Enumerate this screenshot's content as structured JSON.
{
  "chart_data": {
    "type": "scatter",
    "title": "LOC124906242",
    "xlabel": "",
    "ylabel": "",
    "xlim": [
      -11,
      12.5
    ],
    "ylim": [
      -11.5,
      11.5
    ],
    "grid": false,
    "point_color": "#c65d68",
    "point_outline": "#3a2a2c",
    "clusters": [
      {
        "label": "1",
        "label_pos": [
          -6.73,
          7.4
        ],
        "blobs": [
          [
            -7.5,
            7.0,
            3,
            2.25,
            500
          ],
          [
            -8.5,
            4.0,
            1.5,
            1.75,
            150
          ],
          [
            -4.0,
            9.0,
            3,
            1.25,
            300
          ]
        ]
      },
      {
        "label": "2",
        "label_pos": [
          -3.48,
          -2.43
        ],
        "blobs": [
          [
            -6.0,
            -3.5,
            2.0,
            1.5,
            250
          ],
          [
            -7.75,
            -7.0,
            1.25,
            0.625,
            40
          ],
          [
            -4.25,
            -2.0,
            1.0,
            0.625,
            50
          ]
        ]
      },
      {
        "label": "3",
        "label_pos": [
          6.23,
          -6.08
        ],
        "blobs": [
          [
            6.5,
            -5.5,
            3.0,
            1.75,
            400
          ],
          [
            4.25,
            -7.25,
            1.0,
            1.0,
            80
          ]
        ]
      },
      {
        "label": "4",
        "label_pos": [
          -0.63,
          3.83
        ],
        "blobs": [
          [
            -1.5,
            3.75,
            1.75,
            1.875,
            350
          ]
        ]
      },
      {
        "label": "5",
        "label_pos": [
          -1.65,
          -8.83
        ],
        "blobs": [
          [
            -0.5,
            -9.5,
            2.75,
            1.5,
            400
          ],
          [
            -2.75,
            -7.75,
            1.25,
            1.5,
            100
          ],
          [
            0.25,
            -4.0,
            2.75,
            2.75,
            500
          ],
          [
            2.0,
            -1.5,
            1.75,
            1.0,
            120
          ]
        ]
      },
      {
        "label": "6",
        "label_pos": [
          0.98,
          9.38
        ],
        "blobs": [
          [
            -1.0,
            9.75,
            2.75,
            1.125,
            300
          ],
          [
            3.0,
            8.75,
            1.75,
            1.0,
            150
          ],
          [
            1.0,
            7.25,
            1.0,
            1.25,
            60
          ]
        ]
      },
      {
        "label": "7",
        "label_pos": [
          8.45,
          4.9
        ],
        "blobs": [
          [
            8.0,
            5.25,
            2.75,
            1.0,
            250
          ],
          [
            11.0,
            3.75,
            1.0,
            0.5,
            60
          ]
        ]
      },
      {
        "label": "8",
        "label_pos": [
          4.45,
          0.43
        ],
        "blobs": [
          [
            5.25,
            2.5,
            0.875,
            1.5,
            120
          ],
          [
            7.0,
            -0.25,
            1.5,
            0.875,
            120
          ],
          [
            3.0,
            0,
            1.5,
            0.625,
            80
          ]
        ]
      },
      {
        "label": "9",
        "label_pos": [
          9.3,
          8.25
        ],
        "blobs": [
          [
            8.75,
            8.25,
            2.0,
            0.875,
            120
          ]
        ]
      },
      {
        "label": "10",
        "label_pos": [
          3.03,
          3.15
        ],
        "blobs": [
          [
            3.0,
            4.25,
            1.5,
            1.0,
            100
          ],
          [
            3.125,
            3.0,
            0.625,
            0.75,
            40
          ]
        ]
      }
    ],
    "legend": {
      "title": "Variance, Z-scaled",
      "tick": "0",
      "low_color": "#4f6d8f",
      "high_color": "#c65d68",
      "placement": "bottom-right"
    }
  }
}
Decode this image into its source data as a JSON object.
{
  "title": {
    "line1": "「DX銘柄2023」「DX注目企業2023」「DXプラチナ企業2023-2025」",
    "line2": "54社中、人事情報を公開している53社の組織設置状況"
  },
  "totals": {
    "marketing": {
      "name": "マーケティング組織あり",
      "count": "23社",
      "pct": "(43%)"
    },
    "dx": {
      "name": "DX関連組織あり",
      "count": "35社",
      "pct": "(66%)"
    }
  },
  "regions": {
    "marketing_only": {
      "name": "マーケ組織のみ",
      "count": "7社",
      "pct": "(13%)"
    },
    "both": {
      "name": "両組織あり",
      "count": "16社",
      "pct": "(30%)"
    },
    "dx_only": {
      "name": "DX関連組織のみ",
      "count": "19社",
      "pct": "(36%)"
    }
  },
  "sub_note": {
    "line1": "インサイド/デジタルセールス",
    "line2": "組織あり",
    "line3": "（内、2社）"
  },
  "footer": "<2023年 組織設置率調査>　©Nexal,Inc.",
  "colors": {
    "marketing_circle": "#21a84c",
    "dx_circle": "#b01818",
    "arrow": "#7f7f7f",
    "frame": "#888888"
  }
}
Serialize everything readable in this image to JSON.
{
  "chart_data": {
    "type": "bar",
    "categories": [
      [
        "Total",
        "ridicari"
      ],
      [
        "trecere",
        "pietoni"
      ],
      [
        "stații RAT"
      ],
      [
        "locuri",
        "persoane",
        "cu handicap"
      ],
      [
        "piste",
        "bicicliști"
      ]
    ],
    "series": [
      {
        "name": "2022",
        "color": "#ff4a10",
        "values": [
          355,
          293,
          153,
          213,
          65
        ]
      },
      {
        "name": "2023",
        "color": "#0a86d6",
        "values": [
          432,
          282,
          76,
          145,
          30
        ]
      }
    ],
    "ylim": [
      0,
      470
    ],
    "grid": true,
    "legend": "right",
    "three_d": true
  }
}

_____

§ REQUIREMENT
Copy out every line holding the string "title".

§ TASK ANSWER
    "title": "LOC124906242",
      "title": "Variance, Z-scaled",
  "title": {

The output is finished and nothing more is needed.